▶ [Task prompt]: Copy the lines from the line with "Patent image size: (689, 396)." to the line with "The opening 117 is at (212, 273).", substituting "lateral view" for "side view" and leaving everything else untouched.
"""
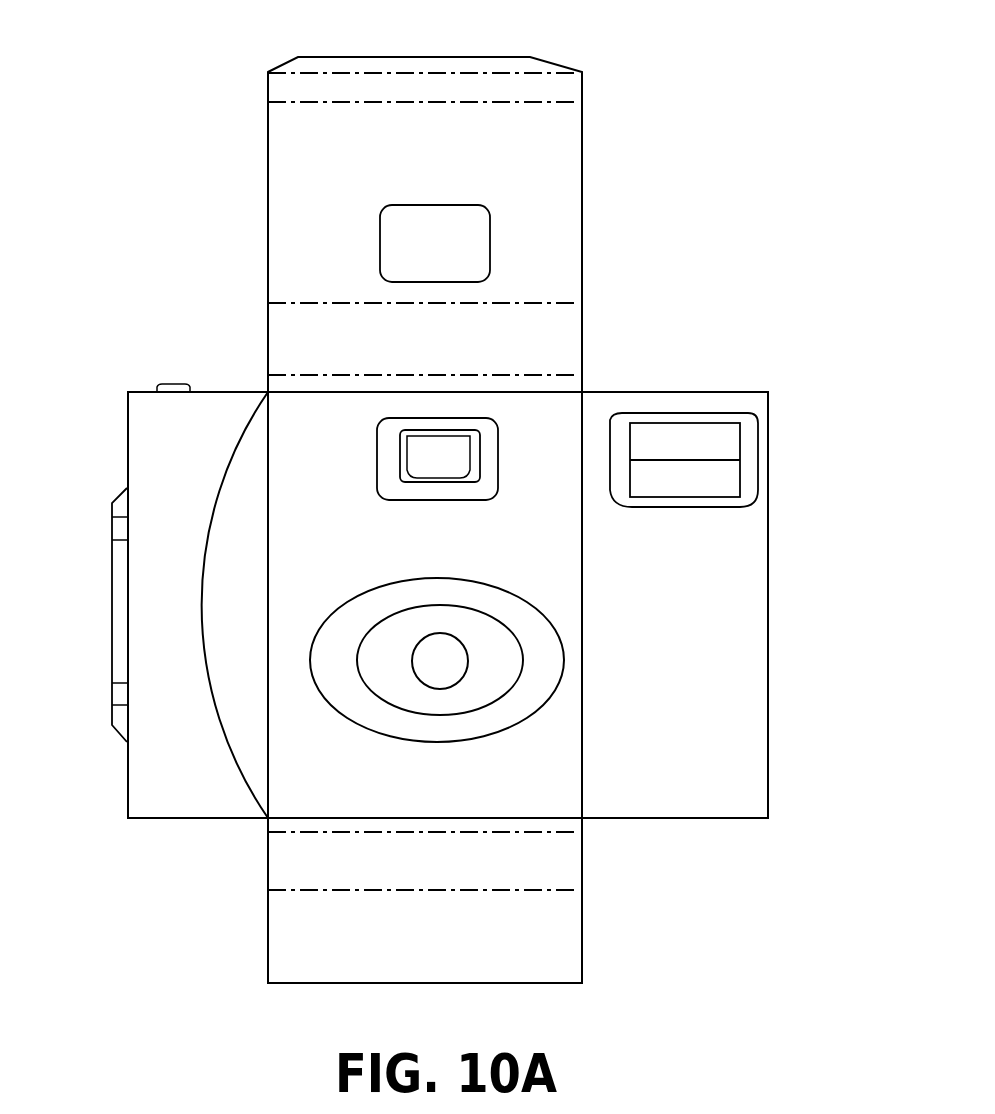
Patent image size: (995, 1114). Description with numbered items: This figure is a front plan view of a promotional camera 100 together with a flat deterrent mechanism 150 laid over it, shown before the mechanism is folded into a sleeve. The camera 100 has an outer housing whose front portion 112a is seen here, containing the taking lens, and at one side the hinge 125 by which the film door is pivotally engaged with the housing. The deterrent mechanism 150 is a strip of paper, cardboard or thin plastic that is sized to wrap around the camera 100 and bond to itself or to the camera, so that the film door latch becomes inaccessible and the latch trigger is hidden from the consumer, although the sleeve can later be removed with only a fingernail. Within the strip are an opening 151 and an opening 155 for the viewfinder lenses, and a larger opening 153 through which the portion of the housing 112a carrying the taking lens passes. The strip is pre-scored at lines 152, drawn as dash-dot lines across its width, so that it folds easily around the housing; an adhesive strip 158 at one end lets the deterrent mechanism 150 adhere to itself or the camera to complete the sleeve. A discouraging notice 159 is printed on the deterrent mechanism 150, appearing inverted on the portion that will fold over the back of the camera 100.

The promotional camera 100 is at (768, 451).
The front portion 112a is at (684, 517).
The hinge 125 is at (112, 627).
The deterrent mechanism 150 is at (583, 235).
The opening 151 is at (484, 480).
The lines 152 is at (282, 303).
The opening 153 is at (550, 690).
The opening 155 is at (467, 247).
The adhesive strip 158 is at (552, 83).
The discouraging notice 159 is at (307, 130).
"""
"""
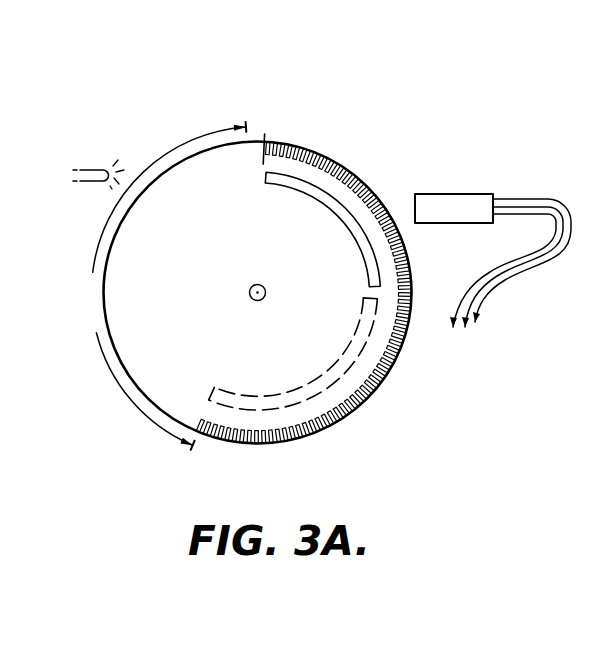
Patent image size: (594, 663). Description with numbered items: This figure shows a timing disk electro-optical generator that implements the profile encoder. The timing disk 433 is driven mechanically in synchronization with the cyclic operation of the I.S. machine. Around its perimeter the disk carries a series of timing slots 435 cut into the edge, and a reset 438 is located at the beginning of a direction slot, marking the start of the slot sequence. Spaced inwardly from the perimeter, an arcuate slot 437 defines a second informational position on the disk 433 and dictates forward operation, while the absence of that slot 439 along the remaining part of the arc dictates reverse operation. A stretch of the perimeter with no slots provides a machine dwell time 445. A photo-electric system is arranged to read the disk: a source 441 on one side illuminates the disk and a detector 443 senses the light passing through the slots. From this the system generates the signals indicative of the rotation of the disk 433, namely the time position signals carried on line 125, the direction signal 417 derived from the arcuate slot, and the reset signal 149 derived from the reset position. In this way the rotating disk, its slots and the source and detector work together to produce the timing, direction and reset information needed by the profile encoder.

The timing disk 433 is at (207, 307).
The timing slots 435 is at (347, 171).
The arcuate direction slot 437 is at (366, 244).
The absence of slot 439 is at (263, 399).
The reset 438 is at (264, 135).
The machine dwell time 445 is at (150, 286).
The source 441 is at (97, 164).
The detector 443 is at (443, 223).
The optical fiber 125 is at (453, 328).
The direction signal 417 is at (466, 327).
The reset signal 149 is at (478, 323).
"""
"""
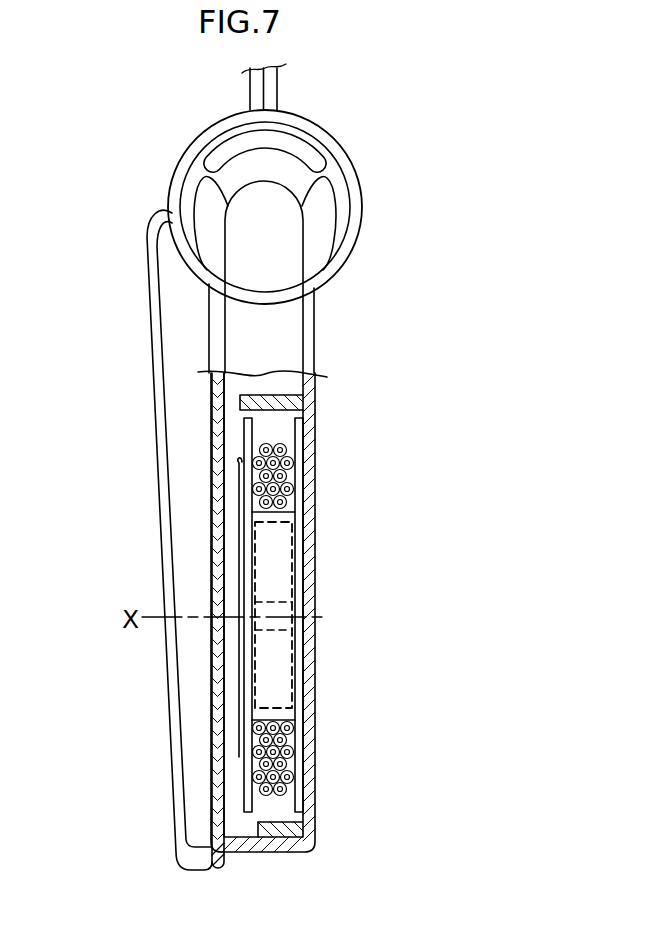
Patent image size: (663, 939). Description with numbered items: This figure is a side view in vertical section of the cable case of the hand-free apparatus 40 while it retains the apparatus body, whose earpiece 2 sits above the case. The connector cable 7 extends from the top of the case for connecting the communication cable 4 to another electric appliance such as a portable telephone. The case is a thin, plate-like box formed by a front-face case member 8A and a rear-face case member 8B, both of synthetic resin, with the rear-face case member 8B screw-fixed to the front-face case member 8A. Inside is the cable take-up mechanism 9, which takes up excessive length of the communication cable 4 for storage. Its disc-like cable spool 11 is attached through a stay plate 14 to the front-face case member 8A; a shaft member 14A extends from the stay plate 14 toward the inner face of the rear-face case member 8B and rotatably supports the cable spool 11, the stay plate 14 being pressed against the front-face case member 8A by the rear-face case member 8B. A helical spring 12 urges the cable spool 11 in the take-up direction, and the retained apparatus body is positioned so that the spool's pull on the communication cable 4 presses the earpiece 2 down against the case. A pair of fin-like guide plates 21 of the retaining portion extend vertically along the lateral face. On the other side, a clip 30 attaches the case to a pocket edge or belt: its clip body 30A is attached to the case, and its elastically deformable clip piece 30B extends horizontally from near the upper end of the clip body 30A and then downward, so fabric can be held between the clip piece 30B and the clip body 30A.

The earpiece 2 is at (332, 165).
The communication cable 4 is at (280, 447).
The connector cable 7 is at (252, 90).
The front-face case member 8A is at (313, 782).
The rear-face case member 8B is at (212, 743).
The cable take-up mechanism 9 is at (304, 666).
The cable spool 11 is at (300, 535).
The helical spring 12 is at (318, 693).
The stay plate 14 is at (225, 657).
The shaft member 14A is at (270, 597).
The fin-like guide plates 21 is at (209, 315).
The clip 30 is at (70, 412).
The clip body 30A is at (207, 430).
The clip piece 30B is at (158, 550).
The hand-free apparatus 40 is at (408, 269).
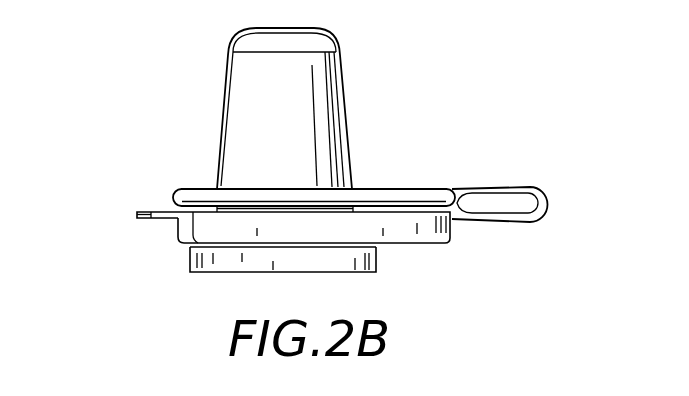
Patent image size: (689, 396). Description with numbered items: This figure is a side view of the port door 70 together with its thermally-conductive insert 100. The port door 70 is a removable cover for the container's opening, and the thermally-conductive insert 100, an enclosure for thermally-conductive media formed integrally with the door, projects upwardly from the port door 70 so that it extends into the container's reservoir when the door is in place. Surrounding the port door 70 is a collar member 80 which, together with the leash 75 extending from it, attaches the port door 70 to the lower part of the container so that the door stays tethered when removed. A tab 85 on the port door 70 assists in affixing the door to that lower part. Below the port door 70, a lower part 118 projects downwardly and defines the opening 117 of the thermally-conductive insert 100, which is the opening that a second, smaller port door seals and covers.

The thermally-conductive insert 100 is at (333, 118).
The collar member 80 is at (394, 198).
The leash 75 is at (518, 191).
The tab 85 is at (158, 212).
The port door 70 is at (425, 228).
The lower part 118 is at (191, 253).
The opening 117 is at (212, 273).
"""
▶ [Exercise result]:
Patent image size: (689, 396). Description with numbered items: This figure is a lateral view of the port door 70 together with its thermally-conductive insert 100. The port door 70 is a removable cover for the container's opening, and the thermally-conductive insert 100, an enclosure for thermally-conductive media formed integrally with the door, projects upwardly from the port door 70 so that it extends into the container's reservoir when the door is in place. Surrounding the port door 70 is a collar member 80 which, together with the leash 75 extending from it, attaches the port door 70 to the lower part of the container so that the door stays tethered when removed. A tab 85 on the port door 70 assists in affixing the door to that lower part. Below the port door 70, a lower part 118 projects downwardly and defines the opening 117 of the thermally-conductive insert 100, which is the opening that a second, smaller port door seals and covers.

The thermally-conductive insert 100 is at (333, 118).
The collar member 80 is at (394, 198).
The leash 75 is at (518, 191).
The tab 85 is at (158, 212).
The port door 70 is at (425, 228).
The lower part 118 is at (191, 253).
The opening 117 is at (212, 273).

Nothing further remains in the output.